= TASK STATEMENT =
Reproduce the lines as a numbered list with blank lines omitted. Start at the first line of the records and continue through the line containing "x-tick-label: 16 [1219,912,1249,943]", including both.
--- Start ---
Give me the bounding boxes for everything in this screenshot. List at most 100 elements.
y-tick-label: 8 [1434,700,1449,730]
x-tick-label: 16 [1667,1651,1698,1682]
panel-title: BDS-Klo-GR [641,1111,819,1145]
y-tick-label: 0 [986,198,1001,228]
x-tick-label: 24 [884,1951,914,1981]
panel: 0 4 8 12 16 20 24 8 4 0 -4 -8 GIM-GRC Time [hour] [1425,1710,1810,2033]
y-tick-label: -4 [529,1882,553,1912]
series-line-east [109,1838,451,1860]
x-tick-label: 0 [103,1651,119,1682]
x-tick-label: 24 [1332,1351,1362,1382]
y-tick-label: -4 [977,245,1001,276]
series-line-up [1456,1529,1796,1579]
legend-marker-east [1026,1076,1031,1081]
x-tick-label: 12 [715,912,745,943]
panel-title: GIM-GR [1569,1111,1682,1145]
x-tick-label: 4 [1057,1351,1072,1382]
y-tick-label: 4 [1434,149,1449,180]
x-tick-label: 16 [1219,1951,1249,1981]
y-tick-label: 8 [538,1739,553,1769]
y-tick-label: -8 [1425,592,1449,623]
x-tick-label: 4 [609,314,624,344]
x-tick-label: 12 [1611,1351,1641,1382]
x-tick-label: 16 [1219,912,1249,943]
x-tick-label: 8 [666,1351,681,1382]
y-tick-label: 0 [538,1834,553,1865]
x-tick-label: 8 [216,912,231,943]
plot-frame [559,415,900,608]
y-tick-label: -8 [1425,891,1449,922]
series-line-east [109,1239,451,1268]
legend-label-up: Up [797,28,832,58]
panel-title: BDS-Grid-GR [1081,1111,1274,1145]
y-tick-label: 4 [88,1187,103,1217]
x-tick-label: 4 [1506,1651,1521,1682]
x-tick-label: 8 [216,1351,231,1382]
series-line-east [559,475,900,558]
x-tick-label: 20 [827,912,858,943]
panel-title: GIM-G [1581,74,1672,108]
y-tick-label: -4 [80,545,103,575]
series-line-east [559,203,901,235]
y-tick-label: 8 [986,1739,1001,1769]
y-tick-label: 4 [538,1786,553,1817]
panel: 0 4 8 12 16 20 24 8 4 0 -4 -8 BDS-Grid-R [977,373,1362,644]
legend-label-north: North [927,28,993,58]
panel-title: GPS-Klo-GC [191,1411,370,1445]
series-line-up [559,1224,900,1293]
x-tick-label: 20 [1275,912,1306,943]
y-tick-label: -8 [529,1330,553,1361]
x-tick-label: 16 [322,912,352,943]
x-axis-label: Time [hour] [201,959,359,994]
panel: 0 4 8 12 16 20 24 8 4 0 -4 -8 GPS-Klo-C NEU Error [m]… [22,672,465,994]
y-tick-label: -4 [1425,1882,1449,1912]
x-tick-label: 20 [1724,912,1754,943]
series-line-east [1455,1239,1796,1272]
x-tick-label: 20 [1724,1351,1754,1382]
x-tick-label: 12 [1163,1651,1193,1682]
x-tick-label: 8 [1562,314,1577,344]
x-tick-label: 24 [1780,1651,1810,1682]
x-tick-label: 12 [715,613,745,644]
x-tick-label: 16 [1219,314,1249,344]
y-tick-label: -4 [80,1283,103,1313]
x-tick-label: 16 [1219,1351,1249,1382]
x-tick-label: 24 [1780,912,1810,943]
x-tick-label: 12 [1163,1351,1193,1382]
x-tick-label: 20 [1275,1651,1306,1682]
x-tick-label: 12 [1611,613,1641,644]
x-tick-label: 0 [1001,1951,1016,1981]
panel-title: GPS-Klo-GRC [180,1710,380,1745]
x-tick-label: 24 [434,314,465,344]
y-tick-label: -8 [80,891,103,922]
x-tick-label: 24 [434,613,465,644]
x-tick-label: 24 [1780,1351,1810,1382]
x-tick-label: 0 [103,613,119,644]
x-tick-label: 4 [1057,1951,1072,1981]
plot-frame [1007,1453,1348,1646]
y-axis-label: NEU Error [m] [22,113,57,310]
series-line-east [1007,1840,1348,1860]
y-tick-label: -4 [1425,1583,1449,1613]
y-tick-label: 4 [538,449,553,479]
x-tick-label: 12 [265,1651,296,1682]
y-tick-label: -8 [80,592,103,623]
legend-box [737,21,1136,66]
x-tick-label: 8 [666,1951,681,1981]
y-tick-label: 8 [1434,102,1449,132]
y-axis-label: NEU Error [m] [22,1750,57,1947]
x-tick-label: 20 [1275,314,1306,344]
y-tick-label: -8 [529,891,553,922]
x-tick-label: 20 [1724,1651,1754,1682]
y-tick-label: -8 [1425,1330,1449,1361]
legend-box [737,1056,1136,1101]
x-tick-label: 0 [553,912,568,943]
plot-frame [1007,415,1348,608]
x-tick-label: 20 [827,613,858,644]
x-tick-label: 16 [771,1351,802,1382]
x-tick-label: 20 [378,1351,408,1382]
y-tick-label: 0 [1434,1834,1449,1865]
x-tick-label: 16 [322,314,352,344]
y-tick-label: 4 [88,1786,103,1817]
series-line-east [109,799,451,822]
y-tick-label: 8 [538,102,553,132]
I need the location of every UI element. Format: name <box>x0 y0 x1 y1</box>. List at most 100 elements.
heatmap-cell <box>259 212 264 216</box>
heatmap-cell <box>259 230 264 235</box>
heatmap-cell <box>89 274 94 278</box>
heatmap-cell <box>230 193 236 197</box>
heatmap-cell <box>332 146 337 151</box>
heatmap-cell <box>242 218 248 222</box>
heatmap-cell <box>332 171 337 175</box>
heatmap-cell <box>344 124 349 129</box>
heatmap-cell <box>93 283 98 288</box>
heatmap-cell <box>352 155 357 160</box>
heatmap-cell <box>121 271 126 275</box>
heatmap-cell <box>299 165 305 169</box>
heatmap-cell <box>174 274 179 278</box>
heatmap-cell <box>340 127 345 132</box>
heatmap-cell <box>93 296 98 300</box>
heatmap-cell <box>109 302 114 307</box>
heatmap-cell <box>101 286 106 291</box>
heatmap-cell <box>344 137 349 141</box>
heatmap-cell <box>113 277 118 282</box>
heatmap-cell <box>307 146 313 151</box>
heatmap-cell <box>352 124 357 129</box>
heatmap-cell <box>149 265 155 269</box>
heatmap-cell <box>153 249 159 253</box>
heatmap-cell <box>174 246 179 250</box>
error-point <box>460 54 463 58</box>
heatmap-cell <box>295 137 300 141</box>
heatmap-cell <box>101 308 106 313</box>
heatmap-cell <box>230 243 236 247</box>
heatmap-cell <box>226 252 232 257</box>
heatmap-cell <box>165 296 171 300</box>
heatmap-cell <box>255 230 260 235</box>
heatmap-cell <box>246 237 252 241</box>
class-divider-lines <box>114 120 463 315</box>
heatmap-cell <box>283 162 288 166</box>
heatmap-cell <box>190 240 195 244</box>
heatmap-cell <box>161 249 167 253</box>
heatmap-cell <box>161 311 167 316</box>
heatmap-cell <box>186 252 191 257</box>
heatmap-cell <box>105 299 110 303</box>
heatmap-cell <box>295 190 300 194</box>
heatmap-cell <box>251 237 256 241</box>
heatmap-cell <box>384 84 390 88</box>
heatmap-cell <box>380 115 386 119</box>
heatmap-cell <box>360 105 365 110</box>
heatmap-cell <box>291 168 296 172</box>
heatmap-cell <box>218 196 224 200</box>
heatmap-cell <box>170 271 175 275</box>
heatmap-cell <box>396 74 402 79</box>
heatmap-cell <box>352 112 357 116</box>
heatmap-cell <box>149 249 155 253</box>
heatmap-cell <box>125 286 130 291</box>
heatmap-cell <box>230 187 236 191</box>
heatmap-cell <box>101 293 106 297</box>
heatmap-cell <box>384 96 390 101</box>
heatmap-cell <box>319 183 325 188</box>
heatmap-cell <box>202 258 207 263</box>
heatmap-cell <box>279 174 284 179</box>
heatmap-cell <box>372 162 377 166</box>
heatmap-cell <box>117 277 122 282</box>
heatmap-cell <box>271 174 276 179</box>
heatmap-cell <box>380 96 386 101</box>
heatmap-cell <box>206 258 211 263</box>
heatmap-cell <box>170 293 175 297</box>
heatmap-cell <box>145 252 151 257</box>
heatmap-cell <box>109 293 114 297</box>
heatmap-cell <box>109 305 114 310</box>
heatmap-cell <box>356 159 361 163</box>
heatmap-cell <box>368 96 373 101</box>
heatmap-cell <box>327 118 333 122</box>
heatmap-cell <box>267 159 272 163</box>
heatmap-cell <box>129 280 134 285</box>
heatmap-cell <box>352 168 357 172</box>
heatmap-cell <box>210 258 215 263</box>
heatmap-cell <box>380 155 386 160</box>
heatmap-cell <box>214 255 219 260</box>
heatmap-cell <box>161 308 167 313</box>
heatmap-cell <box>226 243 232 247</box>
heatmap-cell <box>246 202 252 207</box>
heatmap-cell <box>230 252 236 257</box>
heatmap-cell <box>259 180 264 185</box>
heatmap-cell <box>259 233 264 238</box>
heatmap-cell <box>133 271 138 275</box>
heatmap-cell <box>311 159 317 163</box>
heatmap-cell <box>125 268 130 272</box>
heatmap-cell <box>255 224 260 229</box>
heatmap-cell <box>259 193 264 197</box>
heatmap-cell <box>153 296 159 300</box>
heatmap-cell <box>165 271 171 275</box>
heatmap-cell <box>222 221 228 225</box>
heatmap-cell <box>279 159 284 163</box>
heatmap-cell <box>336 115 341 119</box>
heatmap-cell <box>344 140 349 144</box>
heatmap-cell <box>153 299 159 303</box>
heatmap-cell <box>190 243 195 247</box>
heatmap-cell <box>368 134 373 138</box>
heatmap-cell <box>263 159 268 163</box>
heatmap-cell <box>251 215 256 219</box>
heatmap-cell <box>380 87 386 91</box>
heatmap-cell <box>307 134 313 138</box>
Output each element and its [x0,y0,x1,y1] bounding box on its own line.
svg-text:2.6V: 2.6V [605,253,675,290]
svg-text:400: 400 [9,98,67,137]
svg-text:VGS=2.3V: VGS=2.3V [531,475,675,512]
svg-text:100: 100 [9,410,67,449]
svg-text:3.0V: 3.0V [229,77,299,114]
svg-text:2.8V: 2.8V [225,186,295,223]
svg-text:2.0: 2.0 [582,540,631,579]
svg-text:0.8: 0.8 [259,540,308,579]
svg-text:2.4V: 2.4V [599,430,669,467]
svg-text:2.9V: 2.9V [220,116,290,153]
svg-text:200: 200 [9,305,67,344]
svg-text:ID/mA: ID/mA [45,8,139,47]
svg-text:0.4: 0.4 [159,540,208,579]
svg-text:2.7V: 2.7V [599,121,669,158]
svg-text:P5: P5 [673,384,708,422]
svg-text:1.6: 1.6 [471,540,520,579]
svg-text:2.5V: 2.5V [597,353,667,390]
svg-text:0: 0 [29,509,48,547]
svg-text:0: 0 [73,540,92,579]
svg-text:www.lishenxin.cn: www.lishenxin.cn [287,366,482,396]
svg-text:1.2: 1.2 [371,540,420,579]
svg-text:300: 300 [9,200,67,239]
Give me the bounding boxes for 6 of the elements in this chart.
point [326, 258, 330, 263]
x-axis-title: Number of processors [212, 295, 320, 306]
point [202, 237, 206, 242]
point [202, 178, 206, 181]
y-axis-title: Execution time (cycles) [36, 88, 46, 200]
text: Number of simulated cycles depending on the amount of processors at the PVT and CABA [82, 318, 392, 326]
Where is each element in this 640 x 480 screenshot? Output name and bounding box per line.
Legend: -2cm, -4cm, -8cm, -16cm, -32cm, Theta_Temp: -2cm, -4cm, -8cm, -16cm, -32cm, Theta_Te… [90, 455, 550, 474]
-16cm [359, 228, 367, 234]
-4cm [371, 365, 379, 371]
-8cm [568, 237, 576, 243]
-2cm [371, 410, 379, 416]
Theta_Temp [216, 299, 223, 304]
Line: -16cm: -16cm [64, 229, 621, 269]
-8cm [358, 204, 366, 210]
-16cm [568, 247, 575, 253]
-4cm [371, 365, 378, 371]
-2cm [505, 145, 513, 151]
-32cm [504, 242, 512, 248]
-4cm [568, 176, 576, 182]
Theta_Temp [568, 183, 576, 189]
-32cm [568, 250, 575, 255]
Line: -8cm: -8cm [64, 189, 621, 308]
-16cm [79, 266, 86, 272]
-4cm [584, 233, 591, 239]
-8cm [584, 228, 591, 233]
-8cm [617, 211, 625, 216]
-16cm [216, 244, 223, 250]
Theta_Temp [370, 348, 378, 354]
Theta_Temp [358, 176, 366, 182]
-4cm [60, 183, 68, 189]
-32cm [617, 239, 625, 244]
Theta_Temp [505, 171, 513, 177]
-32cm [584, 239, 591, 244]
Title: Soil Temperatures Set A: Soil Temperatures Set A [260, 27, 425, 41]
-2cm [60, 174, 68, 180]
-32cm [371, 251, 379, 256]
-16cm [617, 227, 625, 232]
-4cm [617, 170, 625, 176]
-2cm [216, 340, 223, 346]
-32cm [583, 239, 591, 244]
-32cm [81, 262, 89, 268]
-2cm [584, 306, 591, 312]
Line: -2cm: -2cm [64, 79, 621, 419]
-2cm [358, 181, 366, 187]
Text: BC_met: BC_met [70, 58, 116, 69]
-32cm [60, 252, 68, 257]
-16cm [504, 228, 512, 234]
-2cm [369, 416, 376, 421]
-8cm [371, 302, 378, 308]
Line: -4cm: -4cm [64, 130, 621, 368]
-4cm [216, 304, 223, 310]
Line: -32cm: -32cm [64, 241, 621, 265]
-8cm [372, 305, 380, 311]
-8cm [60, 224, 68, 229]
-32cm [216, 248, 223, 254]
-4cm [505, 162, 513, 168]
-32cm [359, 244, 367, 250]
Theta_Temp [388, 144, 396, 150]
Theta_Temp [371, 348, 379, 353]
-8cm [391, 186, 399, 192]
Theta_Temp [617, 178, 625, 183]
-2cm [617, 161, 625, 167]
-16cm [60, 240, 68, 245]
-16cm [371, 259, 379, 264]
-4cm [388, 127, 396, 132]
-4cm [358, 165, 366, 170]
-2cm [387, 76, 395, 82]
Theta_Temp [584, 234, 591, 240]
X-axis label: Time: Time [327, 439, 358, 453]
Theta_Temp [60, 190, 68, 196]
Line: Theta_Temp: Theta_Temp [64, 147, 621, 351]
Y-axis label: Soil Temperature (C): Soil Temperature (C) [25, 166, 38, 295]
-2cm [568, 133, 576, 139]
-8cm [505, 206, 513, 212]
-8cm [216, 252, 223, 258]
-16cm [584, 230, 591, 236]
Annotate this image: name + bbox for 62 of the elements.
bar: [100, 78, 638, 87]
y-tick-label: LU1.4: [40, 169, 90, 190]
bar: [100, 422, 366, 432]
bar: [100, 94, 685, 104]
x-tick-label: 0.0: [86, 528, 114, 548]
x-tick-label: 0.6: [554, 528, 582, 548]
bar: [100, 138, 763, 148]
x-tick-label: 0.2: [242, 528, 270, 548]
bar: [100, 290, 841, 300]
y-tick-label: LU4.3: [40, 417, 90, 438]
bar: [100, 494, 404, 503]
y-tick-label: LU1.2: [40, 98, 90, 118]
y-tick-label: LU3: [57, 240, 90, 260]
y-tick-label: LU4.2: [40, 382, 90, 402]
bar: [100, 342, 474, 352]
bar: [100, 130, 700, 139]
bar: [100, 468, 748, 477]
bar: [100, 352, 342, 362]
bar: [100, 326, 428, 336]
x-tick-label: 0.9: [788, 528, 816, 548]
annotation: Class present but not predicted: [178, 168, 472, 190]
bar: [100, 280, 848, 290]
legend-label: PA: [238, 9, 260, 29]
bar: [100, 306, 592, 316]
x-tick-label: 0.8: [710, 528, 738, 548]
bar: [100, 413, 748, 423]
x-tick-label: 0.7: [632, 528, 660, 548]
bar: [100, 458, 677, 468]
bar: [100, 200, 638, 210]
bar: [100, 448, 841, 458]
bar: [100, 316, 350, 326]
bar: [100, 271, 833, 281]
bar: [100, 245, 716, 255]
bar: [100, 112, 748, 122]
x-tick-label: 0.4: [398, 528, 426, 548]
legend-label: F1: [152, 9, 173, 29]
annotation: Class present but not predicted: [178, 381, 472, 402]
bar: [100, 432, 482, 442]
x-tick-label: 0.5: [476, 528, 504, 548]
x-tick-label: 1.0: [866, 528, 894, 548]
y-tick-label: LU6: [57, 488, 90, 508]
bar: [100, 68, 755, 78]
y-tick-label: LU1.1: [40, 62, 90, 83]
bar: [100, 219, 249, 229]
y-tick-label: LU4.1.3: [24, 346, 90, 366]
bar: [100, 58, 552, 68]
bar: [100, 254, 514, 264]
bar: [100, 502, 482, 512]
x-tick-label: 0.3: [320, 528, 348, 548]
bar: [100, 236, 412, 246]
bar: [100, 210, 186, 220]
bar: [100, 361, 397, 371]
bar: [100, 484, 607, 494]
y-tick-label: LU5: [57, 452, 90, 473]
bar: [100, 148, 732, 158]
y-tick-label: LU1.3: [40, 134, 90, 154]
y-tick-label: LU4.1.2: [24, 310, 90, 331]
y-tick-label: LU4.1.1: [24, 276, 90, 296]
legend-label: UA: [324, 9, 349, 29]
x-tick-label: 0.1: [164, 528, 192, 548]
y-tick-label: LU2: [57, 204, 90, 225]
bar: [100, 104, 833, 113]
--- End ---
= RIGHT ANSWER =
1. Give me the bounding boxes for everything in this screenshot. List at most 100 elements.
2. y-tick-label: 8 [1434,700,1449,730]
3. x-tick-label: 16 [1667,1651,1698,1682]
4. panel-title: BDS-Klo-GR [641,1111,819,1145]
5. y-tick-label: 0 [986,198,1001,228]
6. x-tick-label: 24 [884,1951,914,1981]
7. panel: 0 4 8 12 16 20 24 8 4 0 -4 -8 GIM-GRC Time [hour] [1425,1710,1810,2033]
8. y-tick-label: -4 [529,1882,553,1912]
9. series-line-east [109,1838,451,1860]
10. x-tick-label: 0 [103,1651,119,1682]
11. x-tick-label: 24 [1332,1351,1362,1382]
12. y-tick-label: -4 [977,245,1001,276]
13. series-line-up [1456,1529,1796,1579]
14. legend-marker-east [1026,1076,1031,1081]
15. x-tick-label: 12 [715,912,745,943]
16. panel-title: GIM-GR [1569,1111,1682,1145]
17. x-tick-label: 4 [1057,1351,1072,1382]
18. y-tick-label: 4 [1434,149,1449,180]
19. x-tick-label: 16 [1219,1951,1249,1981]
20. y-tick-label: 8 [538,1739,553,1769]
21. y-tick-label: -8 [1425,592,1449,623]
22. x-tick-label: 4 [609,314,624,344]
23. x-tick-label: 12 [1611,1351,1641,1382]
24. x-tick-label: 16 [1219,912,1249,943]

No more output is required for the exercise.